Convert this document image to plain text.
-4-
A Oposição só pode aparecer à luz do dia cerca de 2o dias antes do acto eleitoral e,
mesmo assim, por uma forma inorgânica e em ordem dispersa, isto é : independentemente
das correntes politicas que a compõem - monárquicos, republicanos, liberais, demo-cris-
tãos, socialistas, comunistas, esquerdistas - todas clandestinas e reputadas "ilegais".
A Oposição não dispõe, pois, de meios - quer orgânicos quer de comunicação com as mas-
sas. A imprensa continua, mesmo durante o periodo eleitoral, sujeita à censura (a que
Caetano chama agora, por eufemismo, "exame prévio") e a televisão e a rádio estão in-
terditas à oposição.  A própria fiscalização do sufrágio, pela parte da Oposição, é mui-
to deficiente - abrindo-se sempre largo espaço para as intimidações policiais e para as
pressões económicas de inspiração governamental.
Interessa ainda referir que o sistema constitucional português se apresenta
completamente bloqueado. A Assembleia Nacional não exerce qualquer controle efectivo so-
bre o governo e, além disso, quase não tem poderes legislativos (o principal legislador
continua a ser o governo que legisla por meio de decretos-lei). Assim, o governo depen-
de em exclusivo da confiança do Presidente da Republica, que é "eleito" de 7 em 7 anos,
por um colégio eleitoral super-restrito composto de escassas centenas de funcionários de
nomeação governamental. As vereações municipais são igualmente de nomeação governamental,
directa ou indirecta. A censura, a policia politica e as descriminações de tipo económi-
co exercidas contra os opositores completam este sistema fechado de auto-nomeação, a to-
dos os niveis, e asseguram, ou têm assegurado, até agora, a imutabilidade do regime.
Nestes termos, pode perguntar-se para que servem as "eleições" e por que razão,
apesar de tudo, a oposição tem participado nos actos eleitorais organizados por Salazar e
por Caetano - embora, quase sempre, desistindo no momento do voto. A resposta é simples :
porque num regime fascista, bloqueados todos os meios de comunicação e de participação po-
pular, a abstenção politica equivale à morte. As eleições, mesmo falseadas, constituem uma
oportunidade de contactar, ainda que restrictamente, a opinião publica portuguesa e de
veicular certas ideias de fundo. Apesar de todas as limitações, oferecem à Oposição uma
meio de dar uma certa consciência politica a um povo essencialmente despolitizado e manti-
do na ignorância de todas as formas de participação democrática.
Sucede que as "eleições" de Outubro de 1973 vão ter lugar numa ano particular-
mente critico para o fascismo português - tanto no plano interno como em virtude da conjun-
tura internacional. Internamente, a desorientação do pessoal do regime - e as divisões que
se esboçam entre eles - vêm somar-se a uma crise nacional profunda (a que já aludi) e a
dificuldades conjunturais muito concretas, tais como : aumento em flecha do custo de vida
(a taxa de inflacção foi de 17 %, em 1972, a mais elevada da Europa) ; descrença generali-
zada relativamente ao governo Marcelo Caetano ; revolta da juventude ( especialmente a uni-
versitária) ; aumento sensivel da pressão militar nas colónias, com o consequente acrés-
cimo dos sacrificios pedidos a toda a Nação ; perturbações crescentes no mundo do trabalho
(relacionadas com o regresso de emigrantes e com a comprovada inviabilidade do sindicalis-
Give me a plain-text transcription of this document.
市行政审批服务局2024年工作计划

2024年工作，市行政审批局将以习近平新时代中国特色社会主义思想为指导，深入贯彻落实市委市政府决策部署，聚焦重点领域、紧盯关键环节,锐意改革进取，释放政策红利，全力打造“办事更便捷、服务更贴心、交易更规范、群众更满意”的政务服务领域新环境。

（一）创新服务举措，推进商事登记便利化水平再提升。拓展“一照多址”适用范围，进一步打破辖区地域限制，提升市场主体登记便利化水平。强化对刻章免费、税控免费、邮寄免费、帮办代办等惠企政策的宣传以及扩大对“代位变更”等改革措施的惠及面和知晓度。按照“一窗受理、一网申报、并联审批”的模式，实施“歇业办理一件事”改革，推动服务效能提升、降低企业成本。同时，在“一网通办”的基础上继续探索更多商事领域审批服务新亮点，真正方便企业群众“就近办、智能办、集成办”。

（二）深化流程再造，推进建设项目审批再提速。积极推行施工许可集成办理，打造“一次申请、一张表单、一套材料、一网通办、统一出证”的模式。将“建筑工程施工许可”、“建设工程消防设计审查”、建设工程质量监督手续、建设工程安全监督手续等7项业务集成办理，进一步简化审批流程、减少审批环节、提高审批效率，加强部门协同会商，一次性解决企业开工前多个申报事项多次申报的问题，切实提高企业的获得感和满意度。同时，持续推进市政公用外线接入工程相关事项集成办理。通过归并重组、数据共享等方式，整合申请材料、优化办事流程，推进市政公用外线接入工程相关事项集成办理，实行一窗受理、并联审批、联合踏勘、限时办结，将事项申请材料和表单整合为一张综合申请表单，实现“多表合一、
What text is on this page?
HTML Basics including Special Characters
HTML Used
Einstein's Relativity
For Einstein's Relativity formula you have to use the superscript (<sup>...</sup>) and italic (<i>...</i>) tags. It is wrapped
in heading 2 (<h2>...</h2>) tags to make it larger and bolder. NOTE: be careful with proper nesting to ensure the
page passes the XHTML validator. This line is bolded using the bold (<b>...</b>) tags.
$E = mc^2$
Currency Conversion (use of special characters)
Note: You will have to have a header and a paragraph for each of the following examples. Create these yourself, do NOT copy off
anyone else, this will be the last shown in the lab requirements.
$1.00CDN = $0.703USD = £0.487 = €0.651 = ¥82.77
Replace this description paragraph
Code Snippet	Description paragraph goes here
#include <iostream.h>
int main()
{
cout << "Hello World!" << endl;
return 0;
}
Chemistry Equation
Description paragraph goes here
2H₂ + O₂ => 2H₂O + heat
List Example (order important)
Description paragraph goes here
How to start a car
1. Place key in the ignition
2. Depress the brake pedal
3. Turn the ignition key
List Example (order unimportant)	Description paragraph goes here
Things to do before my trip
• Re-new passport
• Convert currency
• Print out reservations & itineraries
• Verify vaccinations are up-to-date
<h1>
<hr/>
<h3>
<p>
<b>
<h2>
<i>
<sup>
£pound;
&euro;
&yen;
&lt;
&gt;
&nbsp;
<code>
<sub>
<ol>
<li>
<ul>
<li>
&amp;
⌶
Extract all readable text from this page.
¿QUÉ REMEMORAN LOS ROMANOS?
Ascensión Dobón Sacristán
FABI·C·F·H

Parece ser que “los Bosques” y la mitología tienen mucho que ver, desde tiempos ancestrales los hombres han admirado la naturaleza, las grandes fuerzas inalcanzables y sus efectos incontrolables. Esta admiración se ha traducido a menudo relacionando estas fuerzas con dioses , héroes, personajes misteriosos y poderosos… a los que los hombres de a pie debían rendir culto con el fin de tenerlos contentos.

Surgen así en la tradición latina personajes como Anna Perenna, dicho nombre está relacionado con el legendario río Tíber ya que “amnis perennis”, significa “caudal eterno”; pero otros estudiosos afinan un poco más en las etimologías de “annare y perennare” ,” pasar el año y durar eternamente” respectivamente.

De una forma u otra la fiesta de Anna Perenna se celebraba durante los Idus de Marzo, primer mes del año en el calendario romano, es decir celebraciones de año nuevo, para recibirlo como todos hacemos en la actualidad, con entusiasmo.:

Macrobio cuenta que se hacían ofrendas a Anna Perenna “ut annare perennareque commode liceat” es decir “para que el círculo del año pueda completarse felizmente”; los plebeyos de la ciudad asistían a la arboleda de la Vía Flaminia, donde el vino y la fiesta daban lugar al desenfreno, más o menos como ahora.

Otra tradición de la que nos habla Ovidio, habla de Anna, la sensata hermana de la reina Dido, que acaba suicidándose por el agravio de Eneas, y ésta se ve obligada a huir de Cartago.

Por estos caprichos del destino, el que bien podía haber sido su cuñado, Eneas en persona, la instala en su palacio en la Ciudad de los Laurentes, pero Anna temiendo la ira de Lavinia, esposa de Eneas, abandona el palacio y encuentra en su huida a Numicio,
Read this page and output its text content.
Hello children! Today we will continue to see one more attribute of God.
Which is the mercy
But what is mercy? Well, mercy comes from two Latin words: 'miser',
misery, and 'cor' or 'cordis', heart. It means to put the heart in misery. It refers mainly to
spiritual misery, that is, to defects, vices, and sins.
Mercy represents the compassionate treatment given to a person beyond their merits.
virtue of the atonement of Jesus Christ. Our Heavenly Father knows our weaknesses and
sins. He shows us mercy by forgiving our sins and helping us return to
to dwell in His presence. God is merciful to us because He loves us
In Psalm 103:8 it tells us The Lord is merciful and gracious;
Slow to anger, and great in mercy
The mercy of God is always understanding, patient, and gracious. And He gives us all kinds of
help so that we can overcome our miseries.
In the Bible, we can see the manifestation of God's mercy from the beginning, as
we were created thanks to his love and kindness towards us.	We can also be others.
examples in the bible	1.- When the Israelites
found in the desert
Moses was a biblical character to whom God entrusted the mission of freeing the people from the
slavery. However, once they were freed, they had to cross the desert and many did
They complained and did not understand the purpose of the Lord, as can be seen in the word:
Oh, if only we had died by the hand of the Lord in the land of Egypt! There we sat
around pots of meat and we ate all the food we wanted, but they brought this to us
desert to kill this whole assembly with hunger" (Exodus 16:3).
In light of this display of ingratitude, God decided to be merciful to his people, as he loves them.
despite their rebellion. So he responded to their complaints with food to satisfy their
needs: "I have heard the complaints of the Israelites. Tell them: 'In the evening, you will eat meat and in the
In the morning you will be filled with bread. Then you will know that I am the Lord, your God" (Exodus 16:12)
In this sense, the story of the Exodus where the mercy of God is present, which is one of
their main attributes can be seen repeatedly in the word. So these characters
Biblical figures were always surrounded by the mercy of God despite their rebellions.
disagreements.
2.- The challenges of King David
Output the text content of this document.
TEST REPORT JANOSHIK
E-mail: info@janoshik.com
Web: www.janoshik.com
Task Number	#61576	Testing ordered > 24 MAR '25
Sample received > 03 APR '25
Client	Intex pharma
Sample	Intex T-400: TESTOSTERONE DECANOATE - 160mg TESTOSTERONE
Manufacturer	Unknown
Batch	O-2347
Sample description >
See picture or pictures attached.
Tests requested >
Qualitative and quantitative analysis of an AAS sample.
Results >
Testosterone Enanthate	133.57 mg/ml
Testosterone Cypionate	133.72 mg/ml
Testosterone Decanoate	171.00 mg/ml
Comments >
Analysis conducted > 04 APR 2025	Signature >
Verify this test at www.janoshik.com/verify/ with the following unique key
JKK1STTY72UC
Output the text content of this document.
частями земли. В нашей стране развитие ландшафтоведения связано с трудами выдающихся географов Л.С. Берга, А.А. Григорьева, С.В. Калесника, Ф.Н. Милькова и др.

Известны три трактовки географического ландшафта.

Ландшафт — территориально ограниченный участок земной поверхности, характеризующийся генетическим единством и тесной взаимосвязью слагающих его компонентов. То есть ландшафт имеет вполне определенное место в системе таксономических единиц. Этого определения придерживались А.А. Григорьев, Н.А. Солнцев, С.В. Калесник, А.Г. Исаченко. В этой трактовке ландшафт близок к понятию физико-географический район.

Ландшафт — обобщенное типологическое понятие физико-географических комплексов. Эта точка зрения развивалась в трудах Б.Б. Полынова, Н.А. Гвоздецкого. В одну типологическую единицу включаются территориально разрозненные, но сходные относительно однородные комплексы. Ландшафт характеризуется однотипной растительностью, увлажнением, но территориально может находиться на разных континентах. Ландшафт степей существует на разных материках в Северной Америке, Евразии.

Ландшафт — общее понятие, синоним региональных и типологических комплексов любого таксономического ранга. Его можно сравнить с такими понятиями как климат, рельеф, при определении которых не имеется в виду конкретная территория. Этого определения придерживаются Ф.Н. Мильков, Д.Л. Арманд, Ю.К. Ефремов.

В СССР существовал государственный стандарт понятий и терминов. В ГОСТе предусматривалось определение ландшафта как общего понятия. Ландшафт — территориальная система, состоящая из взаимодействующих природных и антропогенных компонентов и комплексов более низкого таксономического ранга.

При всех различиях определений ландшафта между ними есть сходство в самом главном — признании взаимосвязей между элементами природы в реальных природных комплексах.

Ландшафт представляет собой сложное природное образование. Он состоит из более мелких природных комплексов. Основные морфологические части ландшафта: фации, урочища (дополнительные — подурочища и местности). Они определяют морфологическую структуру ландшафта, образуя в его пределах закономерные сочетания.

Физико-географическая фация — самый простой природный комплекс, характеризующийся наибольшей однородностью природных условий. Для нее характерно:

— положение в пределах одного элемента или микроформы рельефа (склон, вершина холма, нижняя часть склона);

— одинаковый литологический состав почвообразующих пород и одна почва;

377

------------------------

### YOUR TASK
Gather each line in the entries above where the string "censura" is found.

### RESPONSE TO THIS TASK
sas. A imprensa continua, mesmo durante o periodo eleitoral, sujeita à censura (a que
directa ou indirecta. A censura, a policia politica e as descriminações de tipo económi-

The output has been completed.